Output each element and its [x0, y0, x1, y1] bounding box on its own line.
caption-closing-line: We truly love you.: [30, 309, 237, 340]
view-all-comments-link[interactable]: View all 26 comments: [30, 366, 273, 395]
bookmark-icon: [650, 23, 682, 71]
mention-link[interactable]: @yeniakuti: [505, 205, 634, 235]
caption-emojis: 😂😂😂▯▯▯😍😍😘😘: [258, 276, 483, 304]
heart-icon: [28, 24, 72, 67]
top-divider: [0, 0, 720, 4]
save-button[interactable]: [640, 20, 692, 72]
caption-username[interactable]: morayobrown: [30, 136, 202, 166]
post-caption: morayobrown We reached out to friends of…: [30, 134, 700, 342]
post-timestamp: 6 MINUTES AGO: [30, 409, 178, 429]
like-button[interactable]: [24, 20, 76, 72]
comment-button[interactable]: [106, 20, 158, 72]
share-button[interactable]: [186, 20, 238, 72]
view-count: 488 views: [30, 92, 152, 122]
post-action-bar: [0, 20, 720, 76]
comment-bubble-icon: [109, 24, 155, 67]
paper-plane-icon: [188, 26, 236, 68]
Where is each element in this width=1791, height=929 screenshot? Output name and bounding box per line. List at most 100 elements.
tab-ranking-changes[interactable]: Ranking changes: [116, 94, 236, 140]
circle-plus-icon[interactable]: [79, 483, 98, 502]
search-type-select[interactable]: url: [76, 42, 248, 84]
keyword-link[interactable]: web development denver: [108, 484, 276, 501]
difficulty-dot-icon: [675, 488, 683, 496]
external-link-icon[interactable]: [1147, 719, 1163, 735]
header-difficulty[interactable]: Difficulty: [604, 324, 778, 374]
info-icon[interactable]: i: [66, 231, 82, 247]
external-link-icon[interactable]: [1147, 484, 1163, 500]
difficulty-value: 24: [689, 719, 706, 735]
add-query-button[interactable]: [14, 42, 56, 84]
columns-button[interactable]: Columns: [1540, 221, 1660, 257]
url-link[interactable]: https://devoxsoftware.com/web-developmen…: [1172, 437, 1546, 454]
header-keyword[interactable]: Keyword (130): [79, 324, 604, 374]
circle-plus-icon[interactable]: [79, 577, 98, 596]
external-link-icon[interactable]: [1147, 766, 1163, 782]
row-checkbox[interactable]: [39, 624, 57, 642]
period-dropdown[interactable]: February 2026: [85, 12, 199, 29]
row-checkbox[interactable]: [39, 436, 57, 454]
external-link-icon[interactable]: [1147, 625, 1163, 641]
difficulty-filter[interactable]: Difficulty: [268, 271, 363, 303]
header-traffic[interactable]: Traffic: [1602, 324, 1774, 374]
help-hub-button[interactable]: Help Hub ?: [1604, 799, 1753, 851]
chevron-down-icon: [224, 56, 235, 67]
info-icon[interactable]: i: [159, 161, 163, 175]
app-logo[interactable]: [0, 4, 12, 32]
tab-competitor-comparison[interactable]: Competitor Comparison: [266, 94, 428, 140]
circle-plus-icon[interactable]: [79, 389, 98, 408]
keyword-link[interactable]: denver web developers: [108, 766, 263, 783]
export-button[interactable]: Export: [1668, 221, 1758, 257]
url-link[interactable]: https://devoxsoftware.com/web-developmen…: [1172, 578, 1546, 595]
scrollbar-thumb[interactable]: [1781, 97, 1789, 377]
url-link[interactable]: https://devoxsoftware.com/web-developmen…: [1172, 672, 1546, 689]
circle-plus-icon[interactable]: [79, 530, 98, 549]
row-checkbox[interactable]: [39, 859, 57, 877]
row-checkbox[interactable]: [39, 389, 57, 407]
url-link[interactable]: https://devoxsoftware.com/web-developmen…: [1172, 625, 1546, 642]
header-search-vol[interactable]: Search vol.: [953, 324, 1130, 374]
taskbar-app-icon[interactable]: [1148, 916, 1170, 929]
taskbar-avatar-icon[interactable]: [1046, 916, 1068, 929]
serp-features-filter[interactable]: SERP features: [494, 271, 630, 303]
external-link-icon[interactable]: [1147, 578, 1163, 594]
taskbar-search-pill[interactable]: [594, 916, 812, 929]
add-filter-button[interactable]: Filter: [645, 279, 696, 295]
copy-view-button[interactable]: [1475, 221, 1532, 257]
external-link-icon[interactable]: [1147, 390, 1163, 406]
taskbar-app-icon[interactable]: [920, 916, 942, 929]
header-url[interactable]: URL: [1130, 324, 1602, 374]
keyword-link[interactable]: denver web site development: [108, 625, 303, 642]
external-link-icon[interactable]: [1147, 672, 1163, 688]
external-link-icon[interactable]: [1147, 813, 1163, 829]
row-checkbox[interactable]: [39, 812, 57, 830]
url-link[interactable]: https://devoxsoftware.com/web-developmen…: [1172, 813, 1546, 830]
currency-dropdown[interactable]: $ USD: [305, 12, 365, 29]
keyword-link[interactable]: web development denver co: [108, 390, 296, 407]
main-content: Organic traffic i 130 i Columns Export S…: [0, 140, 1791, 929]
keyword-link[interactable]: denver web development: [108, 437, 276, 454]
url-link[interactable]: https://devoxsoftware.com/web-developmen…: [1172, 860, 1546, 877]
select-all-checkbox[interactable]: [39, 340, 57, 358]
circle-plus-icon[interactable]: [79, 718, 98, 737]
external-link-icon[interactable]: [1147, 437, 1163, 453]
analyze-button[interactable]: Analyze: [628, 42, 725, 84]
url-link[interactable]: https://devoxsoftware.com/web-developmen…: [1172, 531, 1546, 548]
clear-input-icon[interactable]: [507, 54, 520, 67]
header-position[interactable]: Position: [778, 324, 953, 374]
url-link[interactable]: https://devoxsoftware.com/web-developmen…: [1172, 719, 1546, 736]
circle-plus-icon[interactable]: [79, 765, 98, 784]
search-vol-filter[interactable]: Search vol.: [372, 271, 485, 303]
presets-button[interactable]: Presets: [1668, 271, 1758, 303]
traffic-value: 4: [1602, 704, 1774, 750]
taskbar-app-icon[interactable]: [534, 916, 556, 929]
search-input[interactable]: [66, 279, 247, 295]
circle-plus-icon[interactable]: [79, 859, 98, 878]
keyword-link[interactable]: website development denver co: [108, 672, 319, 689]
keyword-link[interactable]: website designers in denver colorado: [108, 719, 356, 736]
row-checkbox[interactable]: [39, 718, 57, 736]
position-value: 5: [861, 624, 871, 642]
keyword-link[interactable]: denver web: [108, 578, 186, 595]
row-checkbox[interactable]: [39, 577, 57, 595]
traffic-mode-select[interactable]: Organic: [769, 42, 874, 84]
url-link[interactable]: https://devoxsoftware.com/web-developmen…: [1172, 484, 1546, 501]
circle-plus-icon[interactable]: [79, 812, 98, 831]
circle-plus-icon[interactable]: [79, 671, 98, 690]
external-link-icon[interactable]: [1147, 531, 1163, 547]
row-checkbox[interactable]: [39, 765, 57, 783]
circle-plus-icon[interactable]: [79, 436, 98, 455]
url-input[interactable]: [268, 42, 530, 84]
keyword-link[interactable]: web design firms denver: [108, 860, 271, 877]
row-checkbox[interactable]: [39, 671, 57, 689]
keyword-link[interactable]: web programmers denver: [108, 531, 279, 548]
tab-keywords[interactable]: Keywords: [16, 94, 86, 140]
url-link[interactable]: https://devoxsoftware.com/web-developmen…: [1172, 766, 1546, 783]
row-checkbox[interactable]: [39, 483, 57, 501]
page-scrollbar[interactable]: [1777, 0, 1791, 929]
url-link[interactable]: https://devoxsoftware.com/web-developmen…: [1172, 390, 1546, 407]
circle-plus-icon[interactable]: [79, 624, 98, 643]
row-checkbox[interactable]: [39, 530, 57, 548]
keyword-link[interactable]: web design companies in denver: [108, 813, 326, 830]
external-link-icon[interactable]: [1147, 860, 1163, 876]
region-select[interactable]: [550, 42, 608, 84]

To be done: Render every line of the listing above as a JSON array of strings, one string per line, and omit any blank lines.

The reply:
[
  "Output each element and its [x0, y0, x1, y1] bounding box on its own line.",
  "caption-closing-line: We truly love you.: [30, 309, 237, 340]",
  "view-all-comments-link[interactable]: View all 26 comments: [30, 366, 273, 395]",
  "bookmark-icon: [650, 23, 682, 71]",
  "mention-link[interactable]: @yeniakuti: [505, 205, 634, 235]",
  "caption-emojis: 😂😂😂▯▯▯😍😍😘😘: [258, 276, 483, 304]",
  "heart-icon: [28, 24, 72, 67]",
  "top-divider: [0, 0, 720, 4]",
  "save-button[interactable]: [640, 20, 692, 72]",
  "caption-username[interactable]: morayobrown: [30, 136, 202, 166]",
  "post-caption: morayobrown We reached out to friends of…: [30, 134, 700, 342]",
  "post-timestamp: 6 MINUTES AGO: [30, 409, 178, 429]",
  "like-button[interactable]: [24, 20, 76, 72]",
  "comment-button[interactable]: [106, 20, 158, 72]",
  "share-button[interactable]: [186, 20, 238, 72]",
  "view-count: 488 views: [30, 92, 152, 122]",
  "post-action-bar: [0, 20, 720, 76]",
  "comment-bubble-icon: [109, 24, 155, 67]",
  "paper-plane-icon: [188, 26, 236, 68]",
  "Where is each element in this width=1791, height=929 screenshot? Output name and bounding box per line. List at most 100 elements.",
  "tab-ranking-changes[interactable]: Ranking changes: [116, 94, 236, 140]",
  "circle-plus-icon[interactable]: [79, 483, 98, 502]",
  "search-type-select[interactable]: url: [76, 42, 248, 84]",
  "keyword-link[interactable]: web development denver: [108, 484, 276, 501]",
  "difficulty-dot-icon: [675, 488, 683, 496]",
  "external-link-icon[interactable]: [1147, 719, 1163, 735]",
  "header-difficulty[interactable]: Difficulty: [604, 324, 778, 374]",
  "info-icon[interactable]: i: [66, 231, 82, 247]",
  "external-link-icon[interactable]: [1147, 484, 1163, 500]",
  "difficulty-value: 24: [689, 719, 706, 735]",
  "add-query-button[interactable]: [14, 42, 56, 84]",
  "columns-button[interactable]: Columns: [1540, 221, 1660, 257]",
  "url-link[interactable]: https://devoxsoftware.com/web-developmen…: [1172, 437, 1546, 454]",
  "header-keyword[interactable]: Keyword (130): [79, 324, 604, 374]",
  "circle-plus-icon[interactable]: [79, 577, 98, 596]",
  "external-link-icon[interactable]: [1147, 766, 1163, 782]",
  "row-checkbox[interactable]: [39, 624, 57, 642]",
  "period-dropdown[interactable]: February 2026: [85, 12, 199, 29]",
  "row-checkbox[interactable]: [39, 436, 57, 454]",
  "external-link-icon[interactable]: [1147, 625, 1163, 641]",
  "difficulty-filter[interactable]: Difficulty: [268, 271, 363, 303]",
  "header-traffic[interactable]: Traffic: [1602, 324, 1774, 374]",
  "help-hub-button[interactable]: Help Hub ?: [1604, 799, 1753, 851]",
  "chevron-down-icon: [224, 56, 235, 67]",
  "info-icon[interactable]: i: [159, 161, 163, 175]",
  "app-logo[interactable]: [0, 4, 12, 32]",
  "tab-competitor-comparison[interactable]: Competitor Comparison: [266, 94, 428, 140]",
  "circle-plus-icon[interactable]: [79, 389, 98, 408]",
  "keyword-link[interactable]: denver web developers: [108, 766, 263, 783]",
  "export-button[interactable]: Export: [1668, 221, 1758, 257]",
  "url-link[interactable]: https://devoxsoftware.com/web-developmen…: [1172, 578, 1546, 595]",
  "scrollbar-thumb[interactable]: [1781, 97, 1789, 377]",
  "url-link[interactable]: https://devoxsoftware.com/web-developmen…: [1172, 672, 1546, 689]",
  "circle-plus-icon[interactable]: [79, 530, 98, 549]",
  "row-checkbox[interactable]: [39, 859, 57, 877]",
  "row-checkbox[interactable]: [39, 389, 57, 407]",
  "url-link[interactable]: https://devoxsoftware.com/web-developmen…: [1172, 625, 1546, 642]",
  "header-search-vol[interactable]: Search vol.: [953, 324, 1130, 374]",
  "taskbar-app-icon[interactable]: [1148, 916, 1170, 929]",
  "taskbar-avatar-icon[interactable]: [1046, 916, 1068, 929]",
  "serp-features-filter[interactable]: SERP features: [494, 271, 630, 303]",
  "external-link-icon[interactable]: [1147, 578, 1163, 594]",
  "taskbar-search-pill[interactable]: [594, 916, 812, 929]",
  "add-filter-button[interactable]: Filter: [645, 279, 696, 295]",
  "copy-view-button[interactable]: [1475, 221, 1532, 257]",
  "external-link-icon[interactable]: [1147, 390, 1163, 406]",
  "taskbar-app-icon[interactable]: [920, 916, 942, 929]",
  "header-url[interactable]: URL: [1130, 324, 1602, 374]",
  "keyword-link[interactable]: denver web site development: [108, 625, 303, 642]",
  "external-link-icon[interactable]: [1147, 672, 1163, 688]",
  "external-link-icon[interactable]: [1147, 813, 1163, 829]",
  "row-checkbox[interactable]: [39, 812, 57, 830]",
  "url-link[interactable]: https://devoxsoftware.com/web-developmen…: [1172, 813, 1546, 830]",
  "currency-dropdown[interactable]: $ USD: [305, 12, 365, 29]",
  "keyword-link[interactable]: web development denver co: [108, 390, 296, 407]",
  "main-content: Organic traffic i 130 i Columns Export S…: [0, 140, 1791, 929]",
  "keyword-link[interactable]: denver web development: [108, 437, 276, 454]",
  "url-link[interactable]: https://devoxsoftware.com/web-developmen…: [1172, 860, 1546, 877]",
  "select-all-checkbox[interactable]: [39, 340, 57, 358]",
  "circle-plus-icon[interactable]: [79, 718, 98, 737]",
  "external-link-icon[interactable]: [1147, 437, 1163, 453]",
  "analyze-button[interactable]: Analyze: [628, 42, 725, 84]",
  "url-link[interactable]: https://devoxsoftware.com/web-developmen…: [1172, 531, 1546, 548]",
  "clear-input-icon[interactable]: [507, 54, 520, 67]",
  "header-position[interactable]: Position: [778, 324, 953, 374]",
  "url-link[interactable]: https://devoxsoftware.com/web-developmen…: [1172, 719, 1546, 736]",
  "circle-plus-icon[interactable]: [79, 765, 98, 784]",
  "search-vol-filter[interactable]: Search vol.: [372, 271, 485, 303]",
  "presets-button[interactable]: Presets: [1668, 271, 1758, 303]",
  "traffic-value: 4: [1602, 704, 1774, 750]",
  "taskbar-app-icon[interactable]: [534, 916, 556, 929]",
  "search-input[interactable]: [66, 279, 247, 295]",
  "circle-plus-icon[interactable]: [79, 859, 98, 878]",
  "keyword-link[interactable]: website development denver co: [108, 672, 319, 689]",
  "keyword-link[interactable]: website designers in denver colorado: [108, 719, 356, 736]",
  "row-checkbox[interactable]: [39, 718, 57, 736]",
  "position-value: 5: [861, 624, 871, 642]",
  "keyword-link[interactable]: denver web: [108, 578, 186, 595]",
  "row-checkbox[interactable]: [39, 577, 57, 595]",
  "traffic-mode-select[interactable]: Organic: [769, 42, 874, 84]",
  "url-link[interactable]: https://devoxsoftware.com/web-developmen…: [1172, 484, 1546, 501]",
  "circle-plus-icon[interactable]: [79, 812, 98, 831]",
  "circle-plus-icon[interactable]: [79, 671, 98, 690]",
  "external-link-icon[interactable]: [1147, 531, 1163, 547]",
  "row-checkbox[interactable]: [39, 765, 57, 783]",
  "circle-plus-icon[interactable]: [79, 436, 98, 455]",
  "url-input[interactable]: [268, 42, 530, 84]",
  "keyword-link[interactable]: web design firms denver: [108, 860, 271, 877]",
  "row-checkbox[interactable]: [39, 671, 57, 689]",
  "keyword-link[interactable]: web programmers denver: [108, 531, 279, 548]",
  "tab-keywords[interactable]: Keywords: [16, 94, 86, 140]",
  "url-link[interactable]: https://devoxsoftware.com/web-developmen…: [1172, 766, 1546, 783]",
  "row-checkbox[interactable]: [39, 483, 57, 501]",
  "page-scrollbar[interactable]: [1777, 0, 1791, 929]",
  "url-link[interactable]: https://devoxsoftware.com/web-developmen…: [1172, 390, 1546, 407]",
  "circle-plus-icon[interactable]: [79, 624, 98, 643]",
  "row-checkbox[interactable]: [39, 530, 57, 548]",
  "keyword-link[interactable]: web design companies in denver: [108, 813, 326, 830]",
  "external-link-icon[interactable]: [1147, 860, 1163, 876]",
  "region-select[interactable]: [550, 42, 608, 84]"
]